**BRIEF**
Write out all the entries word for word and omit any pictures.

(Records from a data collection)
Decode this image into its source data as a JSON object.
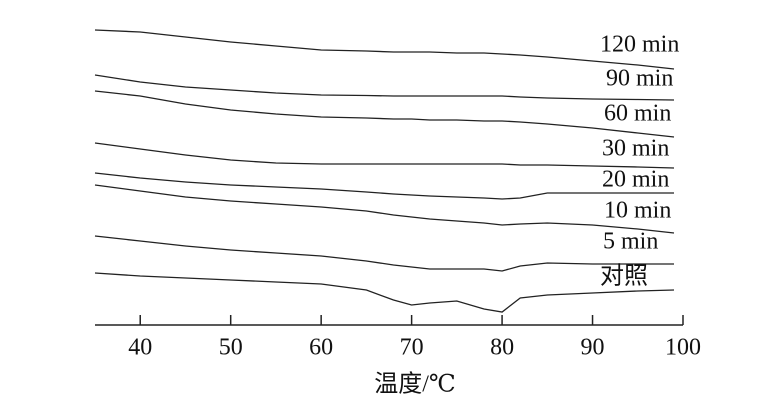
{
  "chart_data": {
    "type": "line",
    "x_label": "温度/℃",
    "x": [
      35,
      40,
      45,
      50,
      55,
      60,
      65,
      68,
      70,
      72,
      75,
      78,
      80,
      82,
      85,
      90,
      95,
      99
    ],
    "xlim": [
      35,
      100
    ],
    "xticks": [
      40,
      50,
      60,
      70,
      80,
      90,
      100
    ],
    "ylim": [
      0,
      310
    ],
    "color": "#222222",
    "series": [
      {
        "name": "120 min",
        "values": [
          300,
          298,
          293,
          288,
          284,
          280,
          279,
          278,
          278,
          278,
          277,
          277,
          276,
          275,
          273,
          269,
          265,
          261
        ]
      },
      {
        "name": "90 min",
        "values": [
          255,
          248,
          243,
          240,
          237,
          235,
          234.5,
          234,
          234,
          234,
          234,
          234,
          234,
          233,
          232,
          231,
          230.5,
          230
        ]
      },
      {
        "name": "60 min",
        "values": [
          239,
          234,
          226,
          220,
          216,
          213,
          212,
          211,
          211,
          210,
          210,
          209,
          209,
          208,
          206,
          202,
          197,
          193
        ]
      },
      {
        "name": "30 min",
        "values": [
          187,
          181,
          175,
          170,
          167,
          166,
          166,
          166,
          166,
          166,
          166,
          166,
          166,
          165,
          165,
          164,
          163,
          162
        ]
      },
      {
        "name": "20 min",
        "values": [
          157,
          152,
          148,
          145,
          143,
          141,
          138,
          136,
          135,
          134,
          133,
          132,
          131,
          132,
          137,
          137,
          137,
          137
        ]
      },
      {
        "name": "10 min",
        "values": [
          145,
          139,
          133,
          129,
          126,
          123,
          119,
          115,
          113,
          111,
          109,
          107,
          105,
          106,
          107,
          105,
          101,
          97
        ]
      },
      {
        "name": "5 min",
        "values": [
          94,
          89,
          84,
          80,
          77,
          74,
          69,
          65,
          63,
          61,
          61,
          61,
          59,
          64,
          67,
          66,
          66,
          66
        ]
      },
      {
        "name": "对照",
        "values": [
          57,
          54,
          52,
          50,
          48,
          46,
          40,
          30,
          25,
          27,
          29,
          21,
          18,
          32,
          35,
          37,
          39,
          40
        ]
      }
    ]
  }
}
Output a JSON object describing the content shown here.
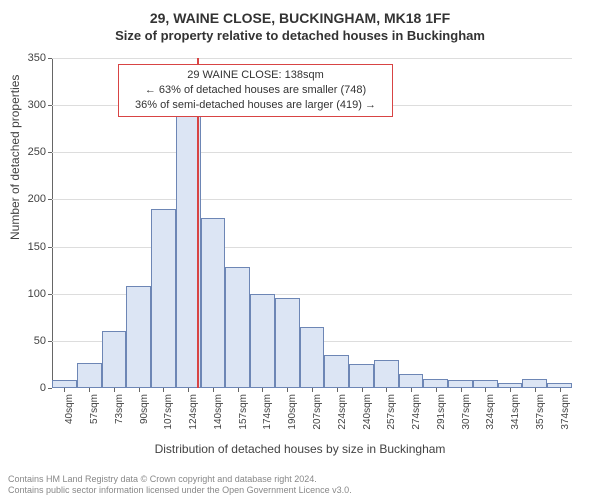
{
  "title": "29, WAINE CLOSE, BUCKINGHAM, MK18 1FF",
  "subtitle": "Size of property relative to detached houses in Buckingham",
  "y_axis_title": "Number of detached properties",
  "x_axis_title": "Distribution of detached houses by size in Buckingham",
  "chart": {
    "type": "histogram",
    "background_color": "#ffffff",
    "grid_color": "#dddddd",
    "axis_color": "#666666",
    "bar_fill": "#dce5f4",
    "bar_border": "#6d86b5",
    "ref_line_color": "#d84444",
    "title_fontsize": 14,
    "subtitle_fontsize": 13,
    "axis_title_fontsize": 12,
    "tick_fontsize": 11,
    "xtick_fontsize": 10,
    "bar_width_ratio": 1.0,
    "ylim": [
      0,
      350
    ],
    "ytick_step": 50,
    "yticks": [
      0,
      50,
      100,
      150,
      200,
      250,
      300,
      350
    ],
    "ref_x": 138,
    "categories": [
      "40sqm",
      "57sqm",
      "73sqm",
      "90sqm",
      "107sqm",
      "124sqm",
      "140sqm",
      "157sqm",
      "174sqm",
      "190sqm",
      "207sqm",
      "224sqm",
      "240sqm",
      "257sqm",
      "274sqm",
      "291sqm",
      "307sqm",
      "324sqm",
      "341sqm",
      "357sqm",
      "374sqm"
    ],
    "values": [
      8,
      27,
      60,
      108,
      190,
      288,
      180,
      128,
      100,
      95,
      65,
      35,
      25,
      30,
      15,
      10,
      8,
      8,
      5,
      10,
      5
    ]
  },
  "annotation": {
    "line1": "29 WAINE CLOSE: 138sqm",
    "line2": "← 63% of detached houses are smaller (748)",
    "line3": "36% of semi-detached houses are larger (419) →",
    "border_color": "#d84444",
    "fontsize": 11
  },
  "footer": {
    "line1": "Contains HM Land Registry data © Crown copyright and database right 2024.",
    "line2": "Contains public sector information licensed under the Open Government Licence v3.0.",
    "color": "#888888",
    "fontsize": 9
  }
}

**TASK RESULT**
Decode this image into its source data as a JSON object.
{
  "chart_data": {
    "type": "line",
    "x_label": "温度/℃",
    "x": [
      35,
      40,
      45,
      50,
      55,
      60,
      65,
      68,
      70,
      72,
      75,
      78,
      80,
      82,
      85,
      90,
      95,
      99
    ],
    "xlim": [
      35,
      100
    ],
    "xticks": [
      40,
      50,
      60,
      70,
      80,
      90,
      100
    ],
    "ylim": [
      0,
      310
    ],
    "color": "#222222",
    "series": [
      {
        "name": "120 min",
        "values": [
          300,
          298,
          293,
          288,
          284,
          280,
          279,
          278,
          278,
          278,
          277,
          277,
          276,
          275,
          273,
          269,
          265,
          261
        ]
      },
      {
        "name": "90 min",
        "values": [
          255,
          248,
          243,
          240,
          237,
          235,
          234.5,
          234,
          234,
          234,
          234,
          234,
          234,
          233,
          232,
          231,
          230.5,
          230
        ]
      },
      {
        "name": "60 min",
        "values": [
          239,
          234,
          226,
          220,
          216,
          213,
          212,
          211,
          211,
          210,
          210,
          209,
          209,
          208,
          206,
          202,
          197,
          193
        ]
      },
      {
        "name": "30 min",
        "values": [
          187,
          181,
          175,
          170,
          167,
          166,
          166,
          166,
          166,
          166,
          166,
          166,
          166,
          165,
          165,
          164,
          163,
          162
        ]
      },
      {
        "name": "20 min",
        "values": [
          157,
          152,
          148,
          145,
          143,
          141,
          138,
          136,
          135,
          134,
          133,
          132,
          131,
          132,
          137,
          137,
          137,
          137
        ]
      },
      {
        "name": "10 min",
        "values": [
          145,
          139,
          133,
          129,
          126,
          123,
          119,
          115,
          113,
          111,
          109,
          107,
          105,
          106,
          107,
          105,
          101,
          97
        ]
      },
      {
        "name": "5 min",
        "values": [
          94,
          89,
          84,
          80,
          77,
          74,
          69,
          65,
          63,
          61,
          61,
          61,
          59,
          64,
          67,
          66,
          66,
          66
        ]
      },
      {
        "name": "对照",
        "values": [
          57,
          54,
          52,
          50,
          48,
          46,
          40,
          30,
          25,
          27,
          29,
          21,
          18,
          32,
          35,
          37,
          39,
          40
        ]
      }
    ]
  }
}
Output a JSON object describing the content shown here.
{
  "title": "29, WAINE CLOSE, BUCKINGHAM, MK18 1FF",
  "subtitle": "Size of property relative to detached houses in Buckingham",
  "y_axis_title": "Number of detached properties",
  "x_axis_title": "Distribution of detached houses by size in Buckingham",
  "chart": {
    "type": "histogram",
    "background_color": "#ffffff",
    "grid_color": "#dddddd",
    "axis_color": "#666666",
    "bar_fill": "#dce5f4",
    "bar_border": "#6d86b5",
    "ref_line_color": "#d84444",
    "title_fontsize": 14,
    "subtitle_fontsize": 13,
    "axis_title_fontsize": 12,
    "tick_fontsize": 11,
    "xtick_fontsize": 10,
    "bar_width_ratio": 1.0,
    "ylim": [
      0,
      350
    ],
    "ytick_step": 50,
    "yticks": [
      0,
      50,
      100,
      150,
      200,
      250,
      300,
      350
    ],
    "ref_x": 138,
    "categories": [
      "40sqm",
      "57sqm",
      "73sqm",
      "90sqm",
      "107sqm",
      "124sqm",
      "140sqm",
      "157sqm",
      "174sqm",
      "190sqm",
      "207sqm",
      "224sqm",
      "240sqm",
      "257sqm",
      "274sqm",
      "291sqm",
      "307sqm",
      "324sqm",
      "341sqm",
      "357sqm",
      "374sqm"
    ],
    "values": [
      8,
      27,
      60,
      108,
      190,
      288,
      180,
      128,
      100,
      95,
      65,
      35,
      25,
      30,
      15,
      10,
      8,
      8,
      5,
      10,
      5
    ]
  },
  "annotation": {
    "line1": "29 WAINE CLOSE: 138sqm",
    "line2": "← 63% of detached houses are smaller (748)",
    "line3": "36% of semi-detached houses are larger (419) →",
    "border_color": "#d84444",
    "fontsize": 11
  },
  "footer": {
    "line1": "Contains HM Land Registry data © Crown copyright and database right 2024.",
    "line2": "Contains public sector information licensed under the Open Government Licence v3.0.",
    "color": "#888888",
    "fontsize": 9
  }
}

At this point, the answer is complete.